= Description of the task =
Set down each entry from the block beneath, exactly as written.

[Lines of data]

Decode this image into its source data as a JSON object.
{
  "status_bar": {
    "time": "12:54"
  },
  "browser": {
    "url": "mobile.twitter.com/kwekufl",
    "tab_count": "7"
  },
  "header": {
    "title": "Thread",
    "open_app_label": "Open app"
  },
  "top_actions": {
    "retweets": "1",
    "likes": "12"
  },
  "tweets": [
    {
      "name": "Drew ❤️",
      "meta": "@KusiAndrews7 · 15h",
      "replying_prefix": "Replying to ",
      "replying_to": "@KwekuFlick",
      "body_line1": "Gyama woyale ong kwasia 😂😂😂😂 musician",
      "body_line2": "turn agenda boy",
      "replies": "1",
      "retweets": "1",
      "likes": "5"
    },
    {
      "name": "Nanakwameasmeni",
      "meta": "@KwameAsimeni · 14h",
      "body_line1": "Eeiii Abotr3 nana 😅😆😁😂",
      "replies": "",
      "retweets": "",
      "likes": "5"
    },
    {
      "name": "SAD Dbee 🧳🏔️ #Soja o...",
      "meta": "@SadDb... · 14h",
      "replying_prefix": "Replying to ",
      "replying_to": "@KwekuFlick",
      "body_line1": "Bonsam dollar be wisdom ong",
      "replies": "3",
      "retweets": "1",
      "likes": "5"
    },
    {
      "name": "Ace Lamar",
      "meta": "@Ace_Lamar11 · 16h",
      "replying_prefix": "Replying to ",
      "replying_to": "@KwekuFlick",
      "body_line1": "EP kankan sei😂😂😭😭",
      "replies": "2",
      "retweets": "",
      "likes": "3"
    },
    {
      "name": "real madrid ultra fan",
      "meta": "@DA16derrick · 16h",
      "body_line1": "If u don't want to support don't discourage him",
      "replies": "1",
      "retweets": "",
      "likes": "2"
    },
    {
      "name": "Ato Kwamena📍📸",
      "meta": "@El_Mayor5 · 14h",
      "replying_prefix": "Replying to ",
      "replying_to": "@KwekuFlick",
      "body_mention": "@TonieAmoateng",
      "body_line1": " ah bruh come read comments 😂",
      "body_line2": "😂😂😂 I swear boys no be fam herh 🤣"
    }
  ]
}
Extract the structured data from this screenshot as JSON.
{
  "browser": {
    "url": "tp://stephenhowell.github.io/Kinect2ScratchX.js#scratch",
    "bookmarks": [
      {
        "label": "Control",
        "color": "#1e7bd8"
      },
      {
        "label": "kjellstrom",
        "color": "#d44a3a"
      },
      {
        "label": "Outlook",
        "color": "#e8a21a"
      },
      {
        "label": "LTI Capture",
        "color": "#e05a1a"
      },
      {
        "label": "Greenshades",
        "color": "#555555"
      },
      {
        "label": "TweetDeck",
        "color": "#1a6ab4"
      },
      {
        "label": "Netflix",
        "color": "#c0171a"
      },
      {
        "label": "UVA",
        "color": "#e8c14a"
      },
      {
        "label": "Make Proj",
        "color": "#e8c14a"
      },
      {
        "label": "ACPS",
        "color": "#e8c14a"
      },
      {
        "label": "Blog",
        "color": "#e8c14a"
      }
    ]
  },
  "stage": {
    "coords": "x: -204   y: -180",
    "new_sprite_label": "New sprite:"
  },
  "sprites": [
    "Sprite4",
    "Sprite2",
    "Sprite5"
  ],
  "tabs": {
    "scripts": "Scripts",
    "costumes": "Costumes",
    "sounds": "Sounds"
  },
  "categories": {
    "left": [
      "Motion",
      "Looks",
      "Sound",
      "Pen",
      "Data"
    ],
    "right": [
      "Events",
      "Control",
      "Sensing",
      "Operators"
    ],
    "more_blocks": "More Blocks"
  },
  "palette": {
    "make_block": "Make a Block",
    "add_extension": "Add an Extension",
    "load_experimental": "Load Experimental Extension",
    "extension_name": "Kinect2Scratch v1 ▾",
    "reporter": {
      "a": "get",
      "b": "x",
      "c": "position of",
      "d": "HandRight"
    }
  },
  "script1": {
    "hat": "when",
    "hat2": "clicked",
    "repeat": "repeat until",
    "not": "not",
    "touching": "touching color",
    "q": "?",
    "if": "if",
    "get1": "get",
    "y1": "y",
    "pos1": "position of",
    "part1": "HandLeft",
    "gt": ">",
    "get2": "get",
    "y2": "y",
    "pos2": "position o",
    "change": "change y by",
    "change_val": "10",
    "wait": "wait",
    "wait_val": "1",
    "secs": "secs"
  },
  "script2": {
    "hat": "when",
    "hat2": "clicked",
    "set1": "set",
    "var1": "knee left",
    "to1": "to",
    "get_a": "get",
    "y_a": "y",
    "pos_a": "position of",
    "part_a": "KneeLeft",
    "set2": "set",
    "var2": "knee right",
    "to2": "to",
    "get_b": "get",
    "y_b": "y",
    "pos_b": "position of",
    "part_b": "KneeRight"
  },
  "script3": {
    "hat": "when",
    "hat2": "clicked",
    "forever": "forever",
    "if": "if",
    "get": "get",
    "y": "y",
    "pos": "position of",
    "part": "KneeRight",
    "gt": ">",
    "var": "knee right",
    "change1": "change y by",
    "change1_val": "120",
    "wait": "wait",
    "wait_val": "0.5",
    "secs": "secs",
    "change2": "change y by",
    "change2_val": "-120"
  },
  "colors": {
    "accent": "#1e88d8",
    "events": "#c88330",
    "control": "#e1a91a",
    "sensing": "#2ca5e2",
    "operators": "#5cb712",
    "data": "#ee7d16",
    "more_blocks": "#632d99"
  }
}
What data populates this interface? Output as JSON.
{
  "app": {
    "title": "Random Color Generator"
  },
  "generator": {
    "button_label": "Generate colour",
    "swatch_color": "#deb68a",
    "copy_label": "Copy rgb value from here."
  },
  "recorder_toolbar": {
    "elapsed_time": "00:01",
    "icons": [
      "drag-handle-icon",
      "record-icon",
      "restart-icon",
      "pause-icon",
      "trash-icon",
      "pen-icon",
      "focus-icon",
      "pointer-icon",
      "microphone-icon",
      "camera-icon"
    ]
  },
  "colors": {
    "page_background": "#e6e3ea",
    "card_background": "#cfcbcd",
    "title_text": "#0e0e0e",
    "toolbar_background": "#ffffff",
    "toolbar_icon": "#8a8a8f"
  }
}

= Output below =
Decode this image into its source data as a JSON object.
{
  "status_bar": {
    "time": "12:54"
  },
  "browser": {
    "url": "mobile.twitter.com/kwekufl",
    "tab_count": "7"
  },
  "header": {
    "title": "Thread",
    "open_app_label": "Open app"
  },
  "top_actions": {
    "retweets": "1",
    "likes": "12"
  },
  "tweets": [
    {
      "name": "Drew ❤️",
      "meta": "@KusiAndrews7 · 15h",
      "replying_prefix": "Replying to ",
      "replying_to": "@KwekuFlick",
      "body_line1": "Gyama woyale ong kwasia 😂😂😂😂 musician",
      "body_line2": "turn agenda boy",
      "replies": "1",
      "retweets": "1",
      "likes": "5"
    },
    {
      "name": "Nanakwameasmeni",
      "meta": "@KwameAsimeni · 14h",
      "body_line1": "Eeiii Abotr3 nana 😅😆😁😂",
      "replies": "",
      "retweets": "",
      "likes": "5"
    },
    {
      "name": "SAD Dbee 🧳🏔️ #Soja o...",
      "meta": "@SadDb... · 14h",
      "replying_prefix": "Replying to ",
      "replying_to": "@KwekuFlick",
      "body_line1": "Bonsam dollar be wisdom ong",
      "replies": "3",
      "retweets": "1",
      "likes": "5"
    },
    {
      "name": "Ace Lamar",
      "meta": "@Ace_Lamar11 · 16h",
      "replying_prefix": "Replying to ",
      "replying_to": "@KwekuFlick",
      "body_line1": "EP kankan sei😂😂😭😭",
      "replies": "2",
      "retweets": "",
      "likes": "3"
    },
    {
      "name": "real madrid ultra fan",
      "meta": "@DA16derrick · 16h",
      "body_line1": "If u don't want to support don't discourage him",
      "replies": "1",
      "retweets": "",
      "likes": "2"
    },
    {
      "name": "Ato Kwamena📍📸",
      "meta": "@El_Mayor5 · 14h",
      "replying_prefix": "Replying to ",
      "replying_to": "@KwekuFlick",
      "body_mention": "@TonieAmoateng",
      "body_line1": " ah bruh come read comments 😂",
      "body_line2": "😂😂😂 I swear boys no be fam herh 🤣"
    }
  ]
}
Extract the structured data from this screenshot as JSON.
{
  "browser": {
    "url": "tp://stephenhowell.github.io/Kinect2ScratchX.js#scratch",
    "bookmarks": [
      {
        "label": "Control",
        "color": "#1e7bd8"
      },
      {
        "label": "kjellstrom",
        "color": "#d44a3a"
      },
      {
        "label": "Outlook",
        "color": "#e8a21a"
      },
      {
        "label": "LTI Capture",
        "color": "#e05a1a"
      },
      {
        "label": "Greenshades",
        "color": "#555555"
      },
      {
        "label": "TweetDeck",
        "color": "#1a6ab4"
      },
      {
        "label": "Netflix",
        "color": "#c0171a"
      },
      {
        "label": "UVA",
        "color": "#e8c14a"
      },
      {
        "label": "Make Proj",
        "color": "#e8c14a"
      },
      {
        "label": "ACPS",
        "color": "#e8c14a"
      },
      {
        "label": "Blog",
        "color": "#e8c14a"
      }
    ]
  },
  "stage": {
    "coords": "x: -204   y: -180",
    "new_sprite_label": "New sprite:"
  },
  "sprites": [
    "Sprite4",
    "Sprite2",
    "Sprite5"
  ],
  "tabs": {
    "scripts": "Scripts",
    "costumes": "Costumes",
    "sounds": "Sounds"
  },
  "categories": {
    "left": [
      "Motion",
      "Looks",
      "Sound",
      "Pen",
      "Data"
    ],
    "right": [
      "Events",
      "Control",
      "Sensing",
      "Operators"
    ],
    "more_blocks": "More Blocks"
  },
  "palette": {
    "make_block": "Make a Block",
    "add_extension": "Add an Extension",
    "load_experimental": "Load Experimental Extension",
    "extension_name": "Kinect2Scratch v1 ▾",
    "reporter": {
      "a": "get",
      "b": "x",
      "c": "position of",
      "d": "HandRight"
    }
  },
  "script1": {
    "hat": "when",
    "hat2": "clicked",
    "repeat": "repeat until",
    "not": "not",
    "touching": "touching color",
    "q": "?",
    "if": "if",
    "get1": "get",
    "y1": "y",
    "pos1": "position of",
    "part1": "HandLeft",
    "gt": ">",
    "get2": "get",
    "y2": "y",
    "pos2": "position o",
    "change": "change y by",
    "change_val": "10",
    "wait": "wait",
    "wait_val": "1",
    "secs": "secs"
  },
  "script2": {
    "hat": "when",
    "hat2": "clicked",
    "set1": "set",
    "var1": "knee left",
    "to1": "to",
    "get_a": "get",
    "y_a": "y",
    "pos_a": "position of",
    "part_a": "KneeLeft",
    "set2": "set",
    "var2": "knee right",
    "to2": "to",
    "get_b": "get",
    "y_b": "y",
    "pos_b": "position of",
    "part_b": "KneeRight"
  },
  "script3": {
    "hat": "when",
    "hat2": "clicked",
    "forever": "forever",
    "if": "if",
    "get": "get",
    "y": "y",
    "pos": "position of",
    "part": "KneeRight",
    "gt": ">",
    "var": "knee right",
    "change1": "change y by",
    "change1_val": "120",
    "wait": "wait",
    "wait_val": "0.5",
    "secs": "secs",
    "change2": "change y by",
    "change2_val": "-120"
  },
  "colors": {
    "accent": "#1e88d8",
    "events": "#c88330",
    "control": "#e1a91a",
    "sensing": "#2ca5e2",
    "operators": "#5cb712",
    "data": "#ee7d16",
    "more_blocks": "#632d99"
  }
}
What data populates this interface? Output as JSON.
{
  "app": {
    "title": "Random Color Generator"
  },
  "generator": {
    "button_label": "Generate colour",
    "swatch_color": "#deb68a",
    "copy_label": "Copy rgb value from here."
  },
  "recorder_toolbar": {
    "elapsed_time": "00:01",
    "icons": [
      "drag-handle-icon",
      "record-icon",
      "restart-icon",
      "pause-icon",
      "trash-icon",
      "pen-icon",
      "focus-icon",
      "pointer-icon",
      "microphone-icon",
      "camera-icon"
    ]
  },
  "colors": {
    "page_background": "#e6e3ea",
    "card_background": "#cfcbcd",
    "title_text": "#0e0e0e",
    "toolbar_background": "#ffffff",
    "toolbar_icon": "#8a8a8f"
  }
}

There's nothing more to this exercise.